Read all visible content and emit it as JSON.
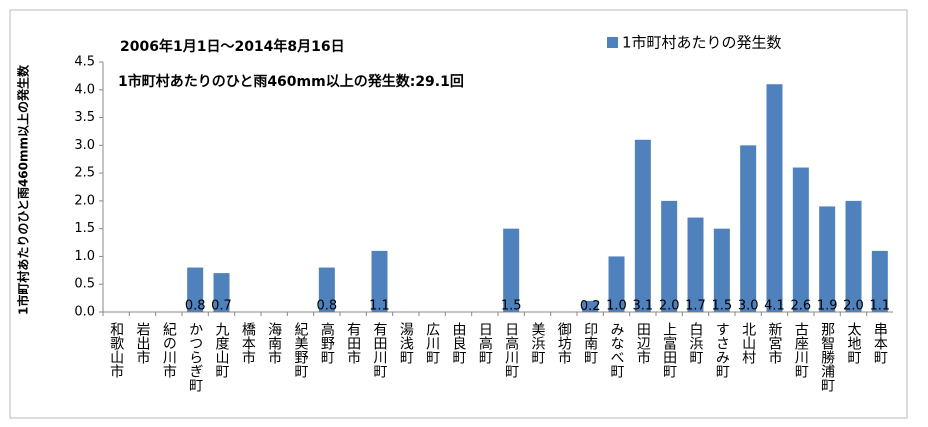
{
  "chart_data": {
    "type": "bar",
    "title": "2006年1月1日～2014年8月16日",
    "annotation": "1市町村あたりのひと雨460mm以上の発生数:29.1回",
    "y_label": "1市町村あたりのひと雨460mm以上の発生数",
    "categories": [
      "和歌山市",
      "岩出市",
      "紀の川市",
      "かつらぎ町",
      "九度山町",
      "橋本市",
      "海南市",
      "紀美野町",
      "高野町",
      "有田市",
      "有田川町",
      "湯浅町",
      "広川町",
      "由良町",
      "日高町",
      "日高川町",
      "美浜町",
      "御坊市",
      "印南町",
      "みなべ町",
      "田辺市",
      "上富田町",
      "白浜町",
      "すさみ町",
      "北山村",
      "新宮市",
      "古座川町",
      "那智勝浦町",
      "太地町",
      "串本町"
    ],
    "series": [
      {
        "name": "1市町村あたりの発生数",
        "color": "#4f81bd",
        "values": [
          0,
          0,
          0,
          0.8,
          0.7,
          0,
          0,
          0,
          0.8,
          0,
          1.1,
          0,
          0,
          0,
          0,
          1.5,
          0,
          0,
          0.2,
          1.0,
          3.1,
          2.0,
          1.7,
          1.5,
          3.0,
          4.1,
          2.6,
          1.9,
          2.0,
          1.1
        ],
        "value_labels": [
          null,
          null,
          null,
          "0.8",
          "0.7",
          null,
          null,
          null,
          "0.8",
          null,
          "1.1",
          null,
          null,
          null,
          null,
          "1.5",
          null,
          null,
          "0.2",
          "1.0",
          "3.1",
          "2.0",
          "1.7",
          "1.5",
          "3.0",
          "4.1",
          "2.6",
          "1.9",
          "2.0",
          "1.1"
        ]
      }
    ],
    "ylim": [
      0,
      4.5
    ],
    "yticks": [
      {
        "value": 0,
        "label": "0.0"
      },
      {
        "value": 0.5,
        "label": "0.5"
      },
      {
        "value": 1,
        "label": "1.0"
      },
      {
        "value": 1.5,
        "label": "1.5"
      },
      {
        "value": 2,
        "label": "2.0"
      },
      {
        "value": 2.5,
        "label": "2.5"
      },
      {
        "value": 3,
        "label": "3.0"
      },
      {
        "value": 3.5,
        "label": "3.5"
      },
      {
        "value": 4,
        "label": "4.0"
      },
      {
        "value": 4.5,
        "label": "4.5"
      }
    ],
    "legend": "top-right"
  }
}
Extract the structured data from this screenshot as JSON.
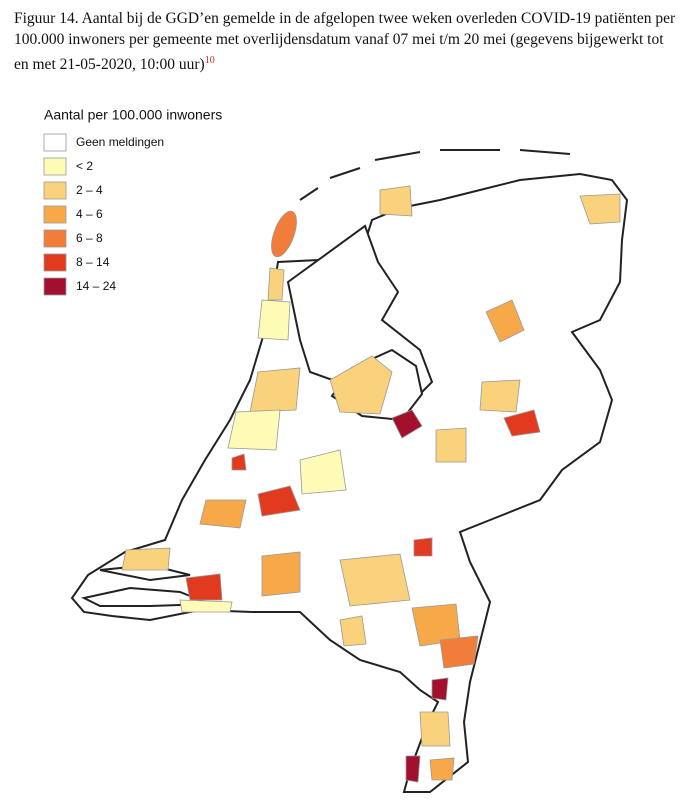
{
  "caption": {
    "text": "Figuur 14. Aantal bij de GGD’en gemelde in de afgelopen twee weken overleden COVID-19 patiënten per 100.000 inwoners per gemeente met overlijdensdatum vanaf 07 mei t/m 20 mei (gegevens bijgewerkt tot en met 21-05-2020, 10:00 uur)",
    "footnote": "10"
  },
  "legend": {
    "title": "Aantal per 100.000 inwoners",
    "items": [
      {
        "label": "Geen meldingen",
        "color": "#ffffff"
      },
      {
        "label": "< 2",
        "color": "#fdfbb6"
      },
      {
        "label": "2 – 4",
        "color": "#fbd27c"
      },
      {
        "label": "4 – 6",
        "color": "#f7a94a"
      },
      {
        "label": "6 – 8",
        "color": "#f27c3a"
      },
      {
        "label": "8 – 14",
        "color": "#e23a1f"
      },
      {
        "label": "14 – 24",
        "color": "#a3102d"
      }
    ]
  }
}
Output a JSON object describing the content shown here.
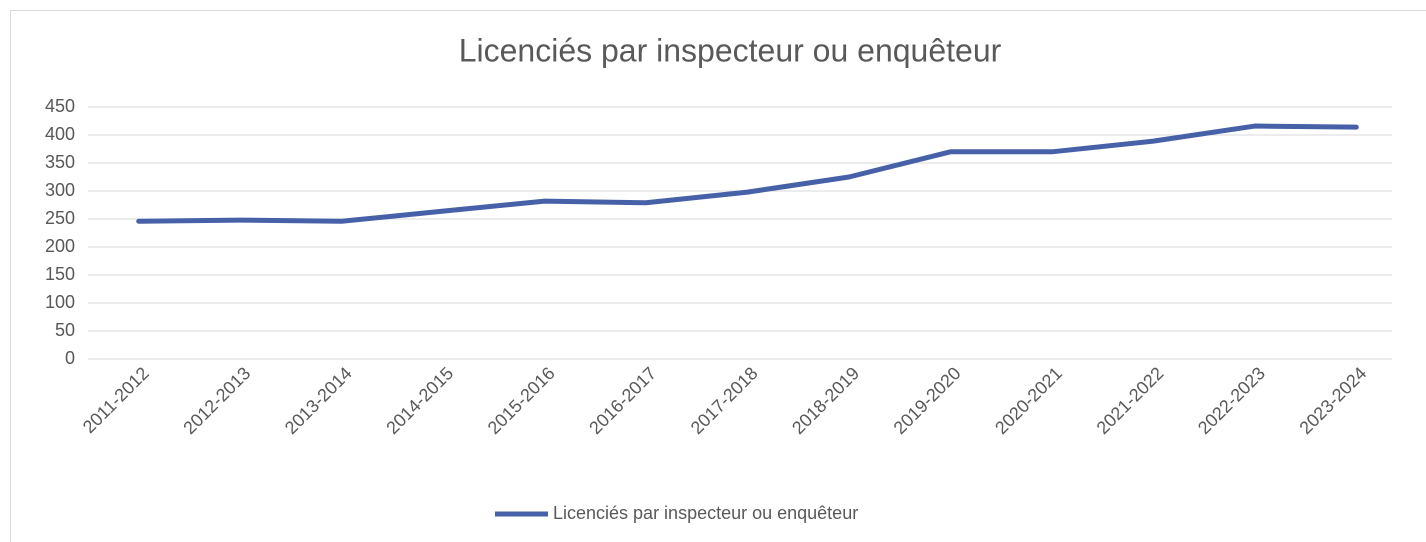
{
  "chart_data": {
    "type": "line",
    "title": "Licenciés par inspecteur ou enquêteur",
    "categories": [
      "2011-2012",
      "2012-2013",
      "2013-2014",
      "2014-2015",
      "2015-2016",
      "2016-2017",
      "2017-2018",
      "2018-2019",
      "2019-2020",
      "2020-2021",
      "2021-2022",
      "2022-2023",
      "2023-2024"
    ],
    "series": [
      {
        "name": "Licenciés par inspecteur ou enquêteur",
        "color": "#4661a8",
        "values": [
          246,
          248,
          246,
          264,
          282,
          279,
          298,
          325,
          370,
          370,
          389,
          416,
          414
        ]
      }
    ],
    "ylim": [
      0,
      450
    ],
    "yticks": [
      0,
      50,
      100,
      150,
      200,
      250,
      300,
      350,
      400,
      450
    ],
    "grid": true,
    "legend": "bottom"
  }
}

○ ○ ○ ○ ○

▶ _REQUIRED TASK_: Lines that include the word "JSON" are to be extracted from the data above.

▶ _FINAL RESULT_:
Read all visible content and emit it as JSON.
Extract the structured data from this screenshot as JSON.
Output a JSON object describing the content shown here.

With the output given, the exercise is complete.